* _Material provided_
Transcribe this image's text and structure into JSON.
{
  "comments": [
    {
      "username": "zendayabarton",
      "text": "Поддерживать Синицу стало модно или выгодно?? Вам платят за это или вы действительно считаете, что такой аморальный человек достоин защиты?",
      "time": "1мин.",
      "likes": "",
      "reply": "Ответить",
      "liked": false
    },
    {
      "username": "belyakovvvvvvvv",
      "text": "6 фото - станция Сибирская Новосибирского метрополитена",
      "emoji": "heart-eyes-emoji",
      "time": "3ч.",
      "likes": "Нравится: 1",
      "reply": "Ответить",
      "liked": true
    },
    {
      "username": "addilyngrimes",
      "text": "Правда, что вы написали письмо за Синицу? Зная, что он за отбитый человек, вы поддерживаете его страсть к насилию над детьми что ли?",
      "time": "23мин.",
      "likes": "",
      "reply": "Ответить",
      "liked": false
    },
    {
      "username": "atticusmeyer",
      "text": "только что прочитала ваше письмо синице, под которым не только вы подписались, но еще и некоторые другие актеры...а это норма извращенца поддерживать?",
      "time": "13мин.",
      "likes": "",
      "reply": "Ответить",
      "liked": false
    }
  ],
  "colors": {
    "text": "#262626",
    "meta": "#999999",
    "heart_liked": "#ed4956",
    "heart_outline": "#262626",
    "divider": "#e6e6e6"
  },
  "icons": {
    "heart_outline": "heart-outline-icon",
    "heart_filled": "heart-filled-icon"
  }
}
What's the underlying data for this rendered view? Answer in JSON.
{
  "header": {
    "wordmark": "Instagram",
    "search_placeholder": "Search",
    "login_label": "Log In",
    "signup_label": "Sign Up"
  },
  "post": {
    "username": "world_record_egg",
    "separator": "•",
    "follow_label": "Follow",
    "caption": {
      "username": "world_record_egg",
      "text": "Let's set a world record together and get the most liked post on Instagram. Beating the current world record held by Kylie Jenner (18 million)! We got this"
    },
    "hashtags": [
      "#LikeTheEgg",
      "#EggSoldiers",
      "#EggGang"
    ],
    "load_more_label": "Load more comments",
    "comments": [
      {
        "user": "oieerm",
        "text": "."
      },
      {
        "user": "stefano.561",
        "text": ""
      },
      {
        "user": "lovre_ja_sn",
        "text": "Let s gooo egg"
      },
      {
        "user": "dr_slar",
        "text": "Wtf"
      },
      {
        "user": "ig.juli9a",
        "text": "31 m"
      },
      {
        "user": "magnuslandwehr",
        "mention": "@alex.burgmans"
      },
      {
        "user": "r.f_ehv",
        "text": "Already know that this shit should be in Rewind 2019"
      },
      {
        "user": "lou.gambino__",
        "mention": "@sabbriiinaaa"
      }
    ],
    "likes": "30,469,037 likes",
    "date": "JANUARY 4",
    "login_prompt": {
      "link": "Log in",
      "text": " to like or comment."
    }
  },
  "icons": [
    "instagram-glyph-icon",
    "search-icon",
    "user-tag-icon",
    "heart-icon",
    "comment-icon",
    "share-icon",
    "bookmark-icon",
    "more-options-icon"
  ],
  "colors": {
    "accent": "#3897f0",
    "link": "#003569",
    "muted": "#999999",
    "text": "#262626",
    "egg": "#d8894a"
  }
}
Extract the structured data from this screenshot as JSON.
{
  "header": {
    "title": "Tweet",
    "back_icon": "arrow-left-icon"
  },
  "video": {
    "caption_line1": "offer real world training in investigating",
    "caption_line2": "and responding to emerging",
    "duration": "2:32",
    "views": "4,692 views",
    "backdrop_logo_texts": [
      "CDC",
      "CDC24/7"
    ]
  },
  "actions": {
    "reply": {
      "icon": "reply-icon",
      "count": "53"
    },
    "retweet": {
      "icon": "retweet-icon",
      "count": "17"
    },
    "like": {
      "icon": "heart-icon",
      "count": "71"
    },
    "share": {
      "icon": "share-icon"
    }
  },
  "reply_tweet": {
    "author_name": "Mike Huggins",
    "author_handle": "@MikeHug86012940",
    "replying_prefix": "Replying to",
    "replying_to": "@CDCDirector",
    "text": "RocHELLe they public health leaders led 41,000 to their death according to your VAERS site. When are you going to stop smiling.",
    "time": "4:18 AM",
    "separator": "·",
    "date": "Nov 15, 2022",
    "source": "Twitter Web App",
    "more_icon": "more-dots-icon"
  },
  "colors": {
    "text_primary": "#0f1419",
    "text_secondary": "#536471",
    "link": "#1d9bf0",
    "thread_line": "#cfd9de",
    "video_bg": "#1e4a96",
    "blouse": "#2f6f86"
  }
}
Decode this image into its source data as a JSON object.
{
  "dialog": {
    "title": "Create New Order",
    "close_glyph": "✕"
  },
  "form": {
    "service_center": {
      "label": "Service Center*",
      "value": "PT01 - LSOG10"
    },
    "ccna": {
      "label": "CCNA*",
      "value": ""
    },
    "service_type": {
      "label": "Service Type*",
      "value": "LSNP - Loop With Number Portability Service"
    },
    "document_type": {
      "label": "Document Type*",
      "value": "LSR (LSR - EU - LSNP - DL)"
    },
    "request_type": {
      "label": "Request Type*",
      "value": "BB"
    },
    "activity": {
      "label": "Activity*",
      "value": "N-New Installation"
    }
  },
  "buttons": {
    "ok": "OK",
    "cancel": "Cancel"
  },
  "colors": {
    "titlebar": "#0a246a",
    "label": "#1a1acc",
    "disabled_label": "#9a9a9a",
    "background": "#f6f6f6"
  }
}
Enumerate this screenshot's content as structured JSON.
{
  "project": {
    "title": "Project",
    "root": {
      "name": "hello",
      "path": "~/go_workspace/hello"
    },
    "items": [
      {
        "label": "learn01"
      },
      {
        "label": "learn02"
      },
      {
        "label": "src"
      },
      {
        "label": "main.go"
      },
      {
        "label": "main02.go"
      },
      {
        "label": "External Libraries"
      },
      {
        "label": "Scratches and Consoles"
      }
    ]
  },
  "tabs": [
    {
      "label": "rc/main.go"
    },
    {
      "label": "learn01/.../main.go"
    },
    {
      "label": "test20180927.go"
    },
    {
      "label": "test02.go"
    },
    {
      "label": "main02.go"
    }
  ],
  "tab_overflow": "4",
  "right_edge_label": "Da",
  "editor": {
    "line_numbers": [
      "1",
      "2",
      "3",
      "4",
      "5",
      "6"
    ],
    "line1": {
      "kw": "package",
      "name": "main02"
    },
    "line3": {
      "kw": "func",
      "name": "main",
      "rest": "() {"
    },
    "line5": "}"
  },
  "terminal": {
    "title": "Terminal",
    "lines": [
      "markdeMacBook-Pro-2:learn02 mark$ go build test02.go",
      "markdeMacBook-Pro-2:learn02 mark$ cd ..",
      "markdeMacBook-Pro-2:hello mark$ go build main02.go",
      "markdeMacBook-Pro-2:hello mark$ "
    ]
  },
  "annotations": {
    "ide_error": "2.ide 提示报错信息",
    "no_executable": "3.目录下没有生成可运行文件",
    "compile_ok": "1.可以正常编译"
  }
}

* _What is expected_
Select every line above that contains the word "человек", and copy it.

* _Solution for this exercise_
      "text": "Поддерживать Синицу стало модно или выгодно?? Вам платят за это или вы действительно считаете, что такой аморальный человек достоин защиты?",
      "text": "Правда, что вы написали письмо за Синицу? Зная, что он за отбитый человек, вы поддерживаете его страсть к насилию над детьми что ли?",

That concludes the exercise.